Data for this exercise =>
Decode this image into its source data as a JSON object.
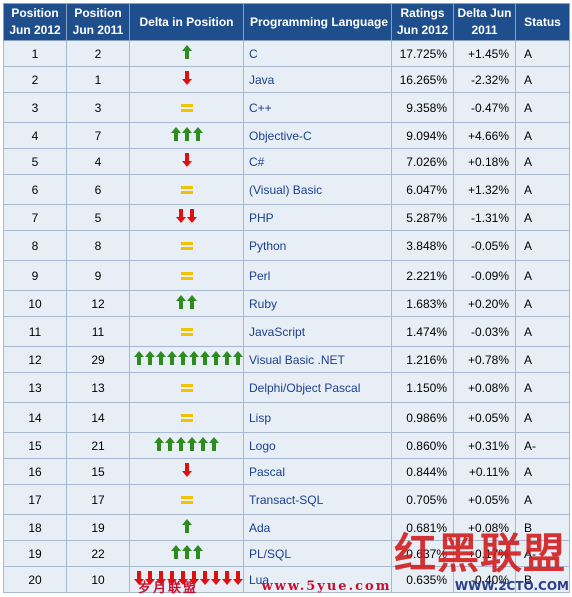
{
  "colors": {
    "header_bg": "#1f4e8c",
    "row_bg": "#e8eef6",
    "up_arrow": "#2e8b1e",
    "down_arrow": "#e01010",
    "equal": "#f2c200"
  },
  "headers": [
    "Position Jun 2012",
    "Position Jun 2011",
    "Delta in Position",
    "Programming Language",
    "Ratings Jun 2012",
    "Delta Jun 2011",
    "Status"
  ],
  "rows": [
    {
      "pos2012": "1",
      "pos2011": "2",
      "delta": {
        "dir": "up",
        "count": 1
      },
      "language": "C",
      "rating": "17.725%",
      "change": "+1.45%",
      "status": "A"
    },
    {
      "pos2012": "2",
      "pos2011": "1",
      "delta": {
        "dir": "down",
        "count": 1
      },
      "language": "Java",
      "rating": "16.265%",
      "change": "-2.32%",
      "status": "A"
    },
    {
      "pos2012": "3",
      "pos2011": "3",
      "delta": {
        "dir": "equal",
        "count": 1
      },
      "language": "C++",
      "rating": "9.358%",
      "change": "-0.47%",
      "status": "A"
    },
    {
      "pos2012": "4",
      "pos2011": "7",
      "delta": {
        "dir": "up",
        "count": 3
      },
      "language": "Objective-C",
      "rating": "9.094%",
      "change": "+4.66%",
      "status": "A"
    },
    {
      "pos2012": "5",
      "pos2011": "4",
      "delta": {
        "dir": "down",
        "count": 1
      },
      "language": "C#",
      "rating": "7.026%",
      "change": "+0.18%",
      "status": "A"
    },
    {
      "pos2012": "6",
      "pos2011": "6",
      "delta": {
        "dir": "equal",
        "count": 1
      },
      "language": "(Visual) Basic",
      "rating": "6.047%",
      "change": "+1.32%",
      "status": "A"
    },
    {
      "pos2012": "7",
      "pos2011": "5",
      "delta": {
        "dir": "down",
        "count": 2
      },
      "language": "PHP",
      "rating": "5.287%",
      "change": "-1.31%",
      "status": "A"
    },
    {
      "pos2012": "8",
      "pos2011": "8",
      "delta": {
        "dir": "equal",
        "count": 1
      },
      "language": "Python",
      "rating": "3.848%",
      "change": "-0.05%",
      "status": "A"
    },
    {
      "pos2012": "9",
      "pos2011": "9",
      "delta": {
        "dir": "equal",
        "count": 1
      },
      "language": "Perl",
      "rating": "2.221%",
      "change": "-0.09%",
      "status": "A"
    },
    {
      "pos2012": "10",
      "pos2011": "12",
      "delta": {
        "dir": "up",
        "count": 2
      },
      "language": "Ruby",
      "rating": "1.683%",
      "change": "+0.20%",
      "status": "A"
    },
    {
      "pos2012": "11",
      "pos2011": "11",
      "delta": {
        "dir": "equal",
        "count": 1
      },
      "language": "JavaScript",
      "rating": "1.474%",
      "change": "-0.03%",
      "status": "A"
    },
    {
      "pos2012": "12",
      "pos2011": "29",
      "delta": {
        "dir": "up",
        "count": 10
      },
      "language": "Visual Basic .NET",
      "rating": "1.216%",
      "change": "+0.78%",
      "status": "A"
    },
    {
      "pos2012": "13",
      "pos2011": "13",
      "delta": {
        "dir": "equal",
        "count": 1
      },
      "language": "Delphi/Object Pascal",
      "rating": "1.150%",
      "change": "+0.08%",
      "status": "A"
    },
    {
      "pos2012": "14",
      "pos2011": "14",
      "delta": {
        "dir": "equal",
        "count": 1
      },
      "language": "Lisp",
      "rating": "0.986%",
      "change": "+0.05%",
      "status": "A"
    },
    {
      "pos2012": "15",
      "pos2011": "21",
      "delta": {
        "dir": "up",
        "count": 6
      },
      "language": "Logo",
      "rating": "0.860%",
      "change": "+0.31%",
      "status": "A-"
    },
    {
      "pos2012": "16",
      "pos2011": "15",
      "delta": {
        "dir": "down",
        "count": 1
      },
      "language": "Pascal",
      "rating": "0.844%",
      "change": "+0.11%",
      "status": "A"
    },
    {
      "pos2012": "17",
      "pos2011": "17",
      "delta": {
        "dir": "equal",
        "count": 1
      },
      "language": "Transact-SQL",
      "rating": "0.705%",
      "change": "+0.05%",
      "status": "A"
    },
    {
      "pos2012": "18",
      "pos2011": "19",
      "delta": {
        "dir": "up",
        "count": 1
      },
      "language": "Ada",
      "rating": "0.681%",
      "change": "+0.08%",
      "status": "B"
    },
    {
      "pos2012": "19",
      "pos2011": "22",
      "delta": {
        "dir": "up",
        "count": 3
      },
      "language": "PL/SQL",
      "rating": "0.637%",
      "change": "+0.17%",
      "status": "A-"
    },
    {
      "pos2012": "20",
      "pos2011": "10",
      "delta": {
        "dir": "down",
        "count": 10
      },
      "language": "Lua",
      "rating": "0.635%",
      "change": "-0.40%",
      "status": "B"
    }
  ],
  "watermarks": {
    "stamp": "红黑联盟",
    "site_cn": "岁月联盟",
    "site_url": "www.5yue.com",
    "site_url2": "WWW.2CTO.COM"
  }
}
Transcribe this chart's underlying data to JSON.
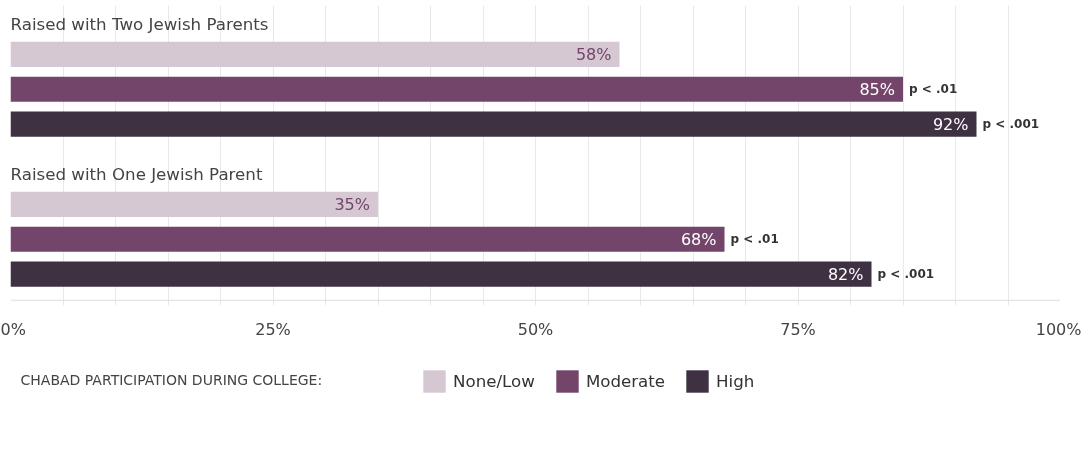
{
  "chart_data": {
    "type": "bar",
    "orientation": "horizontal",
    "categories": [
      "Raised with Two Jewish Parents",
      "Raised with One Jewish Parent"
    ],
    "series": [
      {
        "name": "None/Low",
        "color": "#d5c8d3",
        "values": [
          58,
          35
        ],
        "value_labels": [
          "58%",
          "35%"
        ]
      },
      {
        "name": "Moderate",
        "color": "#73456b",
        "values": [
          85,
          68
        ],
        "value_labels": [
          "85%",
          "68%"
        ]
      },
      {
        "name": "High",
        "color": "#3d3142",
        "values": [
          92,
          82
        ],
        "value_labels": [
          "92%",
          "82%"
        ]
      }
    ],
    "xlim": [
      0,
      100
    ],
    "xticks": [
      {
        "value": 0,
        "label": "0%"
      },
      {
        "value": 5,
        "label": null
      },
      {
        "value": 10,
        "label": null
      },
      {
        "value": 15,
        "label": null
      },
      {
        "value": 20,
        "label": null
      },
      {
        "value": 25,
        "label": "25%"
      },
      {
        "value": 30,
        "label": null
      },
      {
        "value": 35,
        "label": null
      },
      {
        "value": 40,
        "label": null
      },
      {
        "value": 45,
        "label": null
      },
      {
        "value": 50,
        "label": "50%"
      },
      {
        "value": 55,
        "label": null
      },
      {
        "value": 60,
        "label": null
      },
      {
        "value": 65,
        "label": null
      },
      {
        "value": 70,
        "label": null
      },
      {
        "value": 75,
        "label": "75%"
      },
      {
        "value": 80,
        "label": null
      },
      {
        "value": 85,
        "label": null
      },
      {
        "value": 90,
        "label": null
      },
      {
        "value": 95,
        "label": null
      },
      {
        "value": 100,
        "label": "100%"
      }
    ],
    "grid": "x",
    "legend": "bottom",
    "legend_title": "CHABAD PARTICIPATION DURING COLLEGE:",
    "annotations": [
      {
        "text": "p < .01",
        "x": 85,
        "y": "Raised with Two Jewish Parents"
      },
      "p < .001",
      {
        "text": "p < .01",
        "x": 68,
        "y": "Raised with One Jewish Parent"
      },
      "p < .001"
    ]
  }
}
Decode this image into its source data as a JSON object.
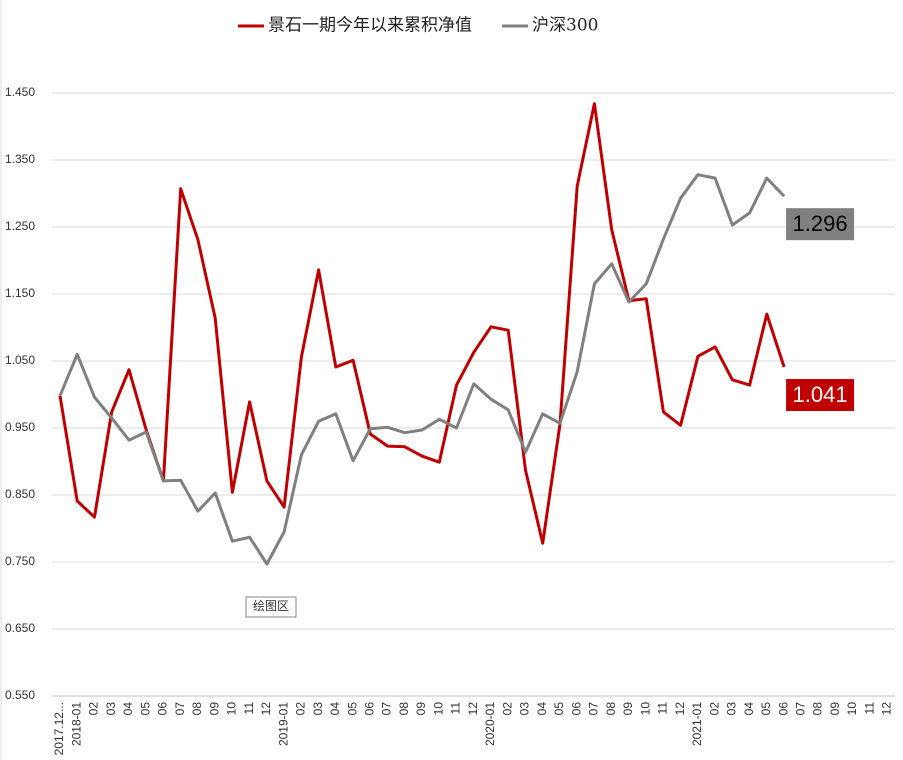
{
  "chart_data": {
    "type": "line",
    "legend": "top",
    "grid": true,
    "tooltip": "绘图区",
    "categories": [
      "2017.12...",
      "2018-01",
      "02",
      "03",
      "04",
      "05",
      "06",
      "07",
      "08",
      "09",
      "10",
      "11",
      "12",
      "2019-01",
      "02",
      "03",
      "04",
      "05",
      "06",
      "07",
      "08",
      "09",
      "10",
      "11",
      "12",
      "2020-01",
      "02",
      "03",
      "04",
      "05",
      "06",
      "07",
      "08",
      "09",
      "10",
      "11",
      "12",
      "2021-01",
      "02",
      "03",
      "04",
      "05",
      "06",
      "07",
      "08",
      "09",
      "10",
      "11",
      "12"
    ],
    "ylim": [
      0.55,
      1.45
    ],
    "yticks": [
      {
        "value": 0.55,
        "label": "0.550"
      },
      {
        "value": 0.65,
        "label": "0.650"
      },
      {
        "value": 0.75,
        "label": "0.750"
      },
      {
        "value": 0.85,
        "label": "0.850"
      },
      {
        "value": 0.95,
        "label": "0.950"
      },
      {
        "value": 1.05,
        "label": "1.050"
      },
      {
        "value": 1.15,
        "label": "1.150"
      },
      {
        "value": 1.25,
        "label": "1.250"
      },
      {
        "value": 1.35,
        "label": "1.350"
      },
      {
        "value": 1.45,
        "label": "1.450"
      }
    ],
    "series": [
      {
        "name": "景石一期今年以来累积净值",
        "color": "#c00000",
        "show_last_value": true,
        "values": [
          0.998,
          0.841,
          0.817,
          0.974,
          1.037,
          0.947,
          0.871,
          1.307,
          1.231,
          1.114,
          0.854,
          0.989,
          0.871,
          0.832,
          1.056,
          1.186,
          1.041,
          1.051,
          0.941,
          0.923,
          0.922,
          0.908,
          0.899,
          1.014,
          1.063,
          1.101,
          1.096,
          0.887,
          0.778,
          0.956,
          1.311,
          1.434,
          1.246,
          1.14,
          1.143,
          0.974,
          0.954,
          1.057,
          1.071,
          1.022,
          1.014,
          1.12,
          1.041,
          null,
          null,
          null,
          null,
          null,
          null
        ]
      },
      {
        "name": "沪深300",
        "color": "#808080",
        "show_last_value": true,
        "values": [
          0.998,
          1.06,
          0.996,
          0.965,
          0.932,
          0.944,
          0.871,
          0.872,
          0.826,
          0.853,
          0.781,
          0.787,
          0.747,
          0.795,
          0.91,
          0.96,
          0.971,
          0.901,
          0.949,
          0.951,
          0.943,
          0.947,
          0.963,
          0.95,
          1.016,
          0.993,
          0.977,
          0.914,
          0.971,
          0.957,
          1.034,
          1.165,
          1.195,
          1.138,
          1.165,
          1.232,
          1.293,
          1.328,
          1.323,
          1.253,
          1.271,
          1.323,
          1.296,
          null,
          null,
          null,
          null,
          null,
          null
        ]
      }
    ]
  }
}
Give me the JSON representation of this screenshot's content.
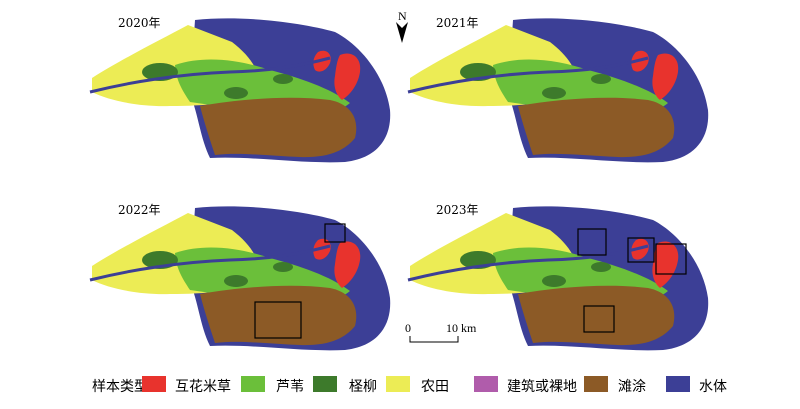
{
  "panels": [
    {
      "year_label": "2020年",
      "boxes": 0
    },
    {
      "year_label": "2021年",
      "boxes": 0
    },
    {
      "year_label": "2022年",
      "boxes": 2
    },
    {
      "year_label": "2023年",
      "boxes": 4
    }
  ],
  "north_arrow": {
    "label": "N"
  },
  "scale_bar": {
    "start_label": "0",
    "end_label": "10 km"
  },
  "legend": {
    "title": "样本类型",
    "items": [
      {
        "label": "互花米草",
        "color": "#e8332d"
      },
      {
        "label": "芦苇",
        "color": "#6bbf3a"
      },
      {
        "label": "柽柳",
        "color": "#3d7a2b"
      },
      {
        "label": "农田",
        "color": "#ecec55"
      },
      {
        "label": "建筑或裸地",
        "color": "#b05cab"
      },
      {
        "label": "滩涂",
        "color": "#8c5a26"
      },
      {
        "label": "水体",
        "color": "#3c3f96"
      }
    ]
  }
}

Directions for this task =>
Copy verbatim the span that begins at the line containing "Give me the" and ends at the last line of the material, inclusive of both; exclude pictures.

Exercise solution =>
Give me the JSON representation of this screenshot's content.
{
  "panels": [
    {
      "year_label": "2020年",
      "boxes": 0
    },
    {
      "year_label": "2021年",
      "boxes": 0
    },
    {
      "year_label": "2022年",
      "boxes": 2
    },
    {
      "year_label": "2023年",
      "boxes": 4
    }
  ],
  "north_arrow": {
    "label": "N"
  },
  "scale_bar": {
    "start_label": "0",
    "end_label": "10 km"
  },
  "legend": {
    "title": "样本类型",
    "items": [
      {
        "label": "互花米草",
        "color": "#e8332d"
      },
      {
        "label": "芦苇",
        "color": "#6bbf3a"
      },
      {
        "label": "柽柳",
        "color": "#3d7a2b"
      },
      {
        "label": "农田",
        "color": "#ecec55"
      },
      {
        "label": "建筑或裸地",
        "color": "#b05cab"
      },
      {
        "label": "滩涂",
        "color": "#8c5a26"
      },
      {
        "label": "水体",
        "color": "#3c3f96"
      }
    ]
  }
}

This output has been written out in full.